- [GIVEN INFORMATION]
==================================================

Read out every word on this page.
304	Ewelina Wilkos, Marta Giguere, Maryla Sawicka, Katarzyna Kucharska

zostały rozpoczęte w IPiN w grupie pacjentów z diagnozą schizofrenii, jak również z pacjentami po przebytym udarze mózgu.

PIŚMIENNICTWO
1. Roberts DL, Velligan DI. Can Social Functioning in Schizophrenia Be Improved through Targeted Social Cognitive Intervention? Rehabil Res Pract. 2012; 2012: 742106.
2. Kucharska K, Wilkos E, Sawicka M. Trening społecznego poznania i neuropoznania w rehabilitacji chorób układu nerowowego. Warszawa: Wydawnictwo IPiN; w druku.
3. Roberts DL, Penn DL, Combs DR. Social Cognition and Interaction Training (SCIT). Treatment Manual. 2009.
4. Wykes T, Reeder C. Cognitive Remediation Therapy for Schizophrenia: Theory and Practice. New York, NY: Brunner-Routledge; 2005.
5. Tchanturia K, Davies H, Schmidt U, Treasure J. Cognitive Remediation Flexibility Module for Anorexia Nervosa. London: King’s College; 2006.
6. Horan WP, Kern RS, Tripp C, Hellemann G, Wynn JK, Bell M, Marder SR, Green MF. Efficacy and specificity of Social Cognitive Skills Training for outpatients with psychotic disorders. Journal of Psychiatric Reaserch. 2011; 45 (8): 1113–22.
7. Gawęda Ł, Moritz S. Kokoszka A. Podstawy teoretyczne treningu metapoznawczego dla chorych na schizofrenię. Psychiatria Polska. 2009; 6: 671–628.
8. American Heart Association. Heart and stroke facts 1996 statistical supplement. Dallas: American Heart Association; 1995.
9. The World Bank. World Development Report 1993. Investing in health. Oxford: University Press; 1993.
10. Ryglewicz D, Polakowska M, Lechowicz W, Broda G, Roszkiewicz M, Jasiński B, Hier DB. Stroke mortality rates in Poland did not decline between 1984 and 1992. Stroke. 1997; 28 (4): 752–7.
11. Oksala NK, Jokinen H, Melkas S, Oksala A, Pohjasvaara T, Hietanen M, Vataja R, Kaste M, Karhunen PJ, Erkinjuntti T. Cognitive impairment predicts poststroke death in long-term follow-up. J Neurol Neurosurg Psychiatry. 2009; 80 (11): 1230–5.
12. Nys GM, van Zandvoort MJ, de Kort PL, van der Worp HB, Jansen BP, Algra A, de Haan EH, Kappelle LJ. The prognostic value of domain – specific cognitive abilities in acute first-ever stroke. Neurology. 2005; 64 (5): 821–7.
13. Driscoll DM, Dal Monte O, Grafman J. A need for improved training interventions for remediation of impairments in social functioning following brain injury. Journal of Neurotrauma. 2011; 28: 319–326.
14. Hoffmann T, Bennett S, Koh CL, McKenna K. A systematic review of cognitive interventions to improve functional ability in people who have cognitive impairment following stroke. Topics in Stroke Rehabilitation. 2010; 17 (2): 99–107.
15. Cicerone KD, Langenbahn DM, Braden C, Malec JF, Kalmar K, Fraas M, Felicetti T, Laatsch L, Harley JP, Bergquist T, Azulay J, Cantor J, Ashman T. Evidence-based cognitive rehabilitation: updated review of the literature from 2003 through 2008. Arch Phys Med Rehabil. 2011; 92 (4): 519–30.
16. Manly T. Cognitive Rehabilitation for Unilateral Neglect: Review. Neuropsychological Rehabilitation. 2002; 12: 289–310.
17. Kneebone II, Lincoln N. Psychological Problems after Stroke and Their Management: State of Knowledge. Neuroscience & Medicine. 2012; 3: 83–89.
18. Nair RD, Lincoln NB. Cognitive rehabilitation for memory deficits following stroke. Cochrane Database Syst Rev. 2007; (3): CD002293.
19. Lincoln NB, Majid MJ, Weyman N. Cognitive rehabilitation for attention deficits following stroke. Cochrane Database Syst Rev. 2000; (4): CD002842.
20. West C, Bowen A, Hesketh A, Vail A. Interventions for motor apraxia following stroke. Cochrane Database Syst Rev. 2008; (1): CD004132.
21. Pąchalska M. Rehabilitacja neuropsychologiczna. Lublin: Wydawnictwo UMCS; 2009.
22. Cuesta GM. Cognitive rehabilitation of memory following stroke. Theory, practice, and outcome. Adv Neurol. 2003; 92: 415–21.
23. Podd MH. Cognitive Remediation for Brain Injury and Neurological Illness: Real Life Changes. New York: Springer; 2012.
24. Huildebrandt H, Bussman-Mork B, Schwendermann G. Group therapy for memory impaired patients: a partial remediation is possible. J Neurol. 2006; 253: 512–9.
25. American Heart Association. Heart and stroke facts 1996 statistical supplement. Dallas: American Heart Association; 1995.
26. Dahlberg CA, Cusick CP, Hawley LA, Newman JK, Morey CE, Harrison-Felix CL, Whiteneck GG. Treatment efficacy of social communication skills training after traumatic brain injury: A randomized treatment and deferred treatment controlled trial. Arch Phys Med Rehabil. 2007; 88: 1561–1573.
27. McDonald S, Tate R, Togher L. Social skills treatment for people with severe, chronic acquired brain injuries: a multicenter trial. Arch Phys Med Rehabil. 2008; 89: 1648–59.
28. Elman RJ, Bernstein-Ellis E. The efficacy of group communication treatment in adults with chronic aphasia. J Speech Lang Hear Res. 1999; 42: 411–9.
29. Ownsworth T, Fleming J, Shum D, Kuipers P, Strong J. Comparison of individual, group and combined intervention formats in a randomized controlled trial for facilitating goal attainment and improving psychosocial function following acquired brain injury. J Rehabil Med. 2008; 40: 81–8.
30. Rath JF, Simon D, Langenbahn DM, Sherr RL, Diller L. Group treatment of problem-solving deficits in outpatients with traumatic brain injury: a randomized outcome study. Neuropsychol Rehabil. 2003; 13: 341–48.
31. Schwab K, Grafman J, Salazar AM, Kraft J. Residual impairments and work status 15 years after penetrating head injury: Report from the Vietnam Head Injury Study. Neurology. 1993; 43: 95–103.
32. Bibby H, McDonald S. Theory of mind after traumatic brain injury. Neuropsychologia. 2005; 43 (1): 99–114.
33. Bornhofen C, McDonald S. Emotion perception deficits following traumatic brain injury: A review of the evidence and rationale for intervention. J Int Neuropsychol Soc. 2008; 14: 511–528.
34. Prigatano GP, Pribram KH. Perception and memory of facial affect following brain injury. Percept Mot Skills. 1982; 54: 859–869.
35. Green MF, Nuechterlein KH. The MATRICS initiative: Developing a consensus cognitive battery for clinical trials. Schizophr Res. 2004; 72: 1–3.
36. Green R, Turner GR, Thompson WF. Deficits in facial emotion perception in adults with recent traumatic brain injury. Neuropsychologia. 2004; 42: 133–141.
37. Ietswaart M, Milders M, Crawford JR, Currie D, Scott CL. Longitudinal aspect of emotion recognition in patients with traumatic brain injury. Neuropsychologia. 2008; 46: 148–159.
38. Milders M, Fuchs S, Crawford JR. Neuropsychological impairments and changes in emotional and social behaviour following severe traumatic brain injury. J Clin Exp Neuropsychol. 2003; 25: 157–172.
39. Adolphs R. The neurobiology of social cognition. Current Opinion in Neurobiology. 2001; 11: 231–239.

==================================================

Every entry above should be retyped exactly as it appears.

- [OUTPUT FOR THIS EXERCISE]
Read out every word on this page.
304	Ewelina Wilkos, Marta Giguere, Maryla Sawicka, Katarzyna Kucharska

zostały rozpoczęte w IPiN w grupie pacjentów z diagnozą schizofrenii, jak również z pacjentami po przebytym udarze mózgu.

PIŚMIENNICTWO
1. Roberts DL, Velligan DI. Can Social Functioning in Schizophrenia Be Improved through Targeted Social Cognitive Intervention? Rehabil Res Pract. 2012; 2012: 742106.
2. Kucharska K, Wilkos E, Sawicka M. Trening społecznego poznania i neuropoznania w rehabilitacji chorób układu nerowowego. Warszawa: Wydawnictwo IPiN; w druku.
3. Roberts DL, Penn DL, Combs DR. Social Cognition and Interaction Training (SCIT). Treatment Manual. 2009.
4. Wykes T, Reeder C. Cognitive Remediation Therapy for Schizophrenia: Theory and Practice. New York, NY: Brunner-Routledge; 2005.
5. Tchanturia K, Davies H, Schmidt U, Treasure J. Cognitive Remediation Flexibility Module for Anorexia Nervosa. London: King’s College; 2006.
6. Horan WP, Kern RS, Tripp C, Hellemann G, Wynn JK, Bell M, Marder SR, Green MF. Efficacy and specificity of Social Cognitive Skills Training for outpatients with psychotic disorders. Journal of Psychiatric Reaserch. 2011; 45 (8): 1113–22.
7. Gawęda Ł, Moritz S. Kokoszka A. Podstawy teoretyczne treningu metapoznawczego dla chorych na schizofrenię. Psychiatria Polska. 2009; 6: 671–628.
8. American Heart Association. Heart and stroke facts 1996 statistical supplement. Dallas: American Heart Association; 1995.
9. The World Bank. World Development Report 1993. Investing in health. Oxford: University Press; 1993.
10. Ryglewicz D, Polakowska M, Lechowicz W, Broda G, Roszkiewicz M, Jasiński B, Hier DB. Stroke mortality rates in Poland did not decline between 1984 and 1992. Stroke. 1997; 28 (4): 752–7.
11. Oksala NK, Jokinen H, Melkas S, Oksala A, Pohjasvaara T, Hietanen M, Vataja R, Kaste M, Karhunen PJ, Erkinjuntti T. Cognitive impairment predicts poststroke death in long-term follow-up. J Neurol Neurosurg Psychiatry. 2009; 80 (11): 1230–5.
12. Nys GM, van Zandvoort MJ, de Kort PL, van der Worp HB, Jansen BP, Algra A, de Haan EH, Kappelle LJ. The prognostic value of domain – specific cognitive abilities in acute first-ever stroke. Neurology. 2005; 64 (5): 821–7.
13. Driscoll DM, Dal Monte O, Grafman J. A need for improved training interventions for remediation of impairments in social functioning following brain injury. Journal of Neurotrauma. 2011; 28: 319–326.
14. Hoffmann T, Bennett S, Koh CL, McKenna K. A systematic review of cognitive interventions to improve functional ability in people who have cognitive impairment following stroke. Topics in Stroke Rehabilitation. 2010; 17 (2): 99–107.
15. Cicerone KD, Langenbahn DM, Braden C, Malec JF, Kalmar K, Fraas M, Felicetti T, Laatsch L, Harley JP, Bergquist T, Azulay J, Cantor J, Ashman T. Evidence-based cognitive rehabilitation: updated review of the literature from 2003 through 2008. Arch Phys Med Rehabil. 2011; 92 (4): 519–30.
16. Manly T. Cognitive Rehabilitation for Unilateral Neglect: Review. Neuropsychological Rehabilitation. 2002; 12: 289–310.
17. Kneebone II, Lincoln N. Psychological Problems after Stroke and Their Management: State of Knowledge. Neuroscience & Medicine. 2012; 3: 83–89.
18. Nair RD, Lincoln NB. Cognitive rehabilitation for memory deficits following stroke. Cochrane Database Syst Rev. 2007; (3): CD002293.
19. Lincoln NB, Majid MJ, Weyman N. Cognitive rehabilitation for attention deficits following stroke. Cochrane Database Syst Rev. 2000; (4): CD002842.
20. West C, Bowen A, Hesketh A, Vail A. Interventions for motor apraxia following stroke. Cochrane Database Syst Rev. 2008; (1): CD004132.
21. Pąchalska M. Rehabilitacja neuropsychologiczna. Lublin: Wydawnictwo UMCS; 2009.
22. Cuesta GM. Cognitive rehabilitation of memory following stroke. Theory, practice, and outcome. Adv Neurol. 2003; 92: 415–21.
23. Podd MH. Cognitive Remediation for Brain Injury and Neurological Illness: Real Life Changes. New York: Springer; 2012.
24. Huildebrandt H, Bussman-Mork B, Schwendermann G. Group therapy for memory impaired patients: a partial remediation is possible. J Neurol. 2006; 253: 512–9.
25. American Heart Association. Heart and stroke facts 1996 statistical supplement. Dallas: American Heart Association; 1995.
26. Dahlberg CA, Cusick CP, Hawley LA, Newman JK, Morey CE, Harrison-Felix CL, Whiteneck GG. Treatment efficacy of social communication skills training after traumatic brain injury: A randomized treatment and deferred treatment controlled trial. Arch Phys Med Rehabil. 2007; 88: 1561–1573.
27. McDonald S, Tate R, Togher L. Social skills treatment for people with severe, chronic acquired brain injuries: a multicenter trial. Arch Phys Med Rehabil. 2008; 89: 1648–59.
28. Elman RJ, Bernstein-Ellis E. The efficacy of group communication treatment in adults with chronic aphasia. J Speech Lang Hear Res. 1999; 42: 411–9.
29. Ownsworth T, Fleming J, Shum D, Kuipers P, Strong J. Comparison of individual, group and combined intervention formats in a randomized controlled trial for facilitating goal attainment and improving psychosocial function following acquired brain injury. J Rehabil Med. 2008; 40: 81–8.
30. Rath JF, Simon D, Langenbahn DM, Sherr RL, Diller L. Group treatment of problem-solving deficits in outpatients with traumatic brain injury: a randomized outcome study. Neuropsychol Rehabil. 2003; 13: 341–48.
31. Schwab K, Grafman J, Salazar AM, Kraft J. Residual impairments and work status 15 years after penetrating head injury: Report from the Vietnam Head Injury Study. Neurology. 1993; 43: 95–103.
32. Bibby H, McDonald S. Theory of mind after traumatic brain injury. Neuropsychologia. 2005; 43 (1): 99–114.
33. Bornhofen C, McDonald S. Emotion perception deficits following traumatic brain injury: A review of the evidence and rationale for intervention. J Int Neuropsychol Soc. 2008; 14: 511–528.
34. Prigatano GP, Pribram KH. Perception and memory of facial affect following brain injury. Percept Mot Skills. 1982; 54: 859–869.
35. Green MF, Nuechterlein KH. The MATRICS initiative: Developing a consensus cognitive battery for clinical trials. Schizophr Res. 2004; 72: 1–3.
36. Green R, Turner GR, Thompson WF. Deficits in facial emotion perception in adults with recent traumatic brain injury. Neuropsychologia. 2004; 42: 133–141.
37. Ietswaart M, Milders M, Crawford JR, Currie D, Scott CL. Longitudinal aspect of emotion recognition in patients with traumatic brain injury. Neuropsychologia. 2008; 46: 148–159.
38. Milders M, Fuchs S, Crawford JR. Neuropsychological impairments and changes in emotional and social behaviour following severe traumatic brain injury. J Clin Exp Neuropsychol. 2003; 25: 157–172.
39. Adolphs R. The neurobiology of social cognition. Current Opinion in Neurobiology. 2001; 11: 231–239.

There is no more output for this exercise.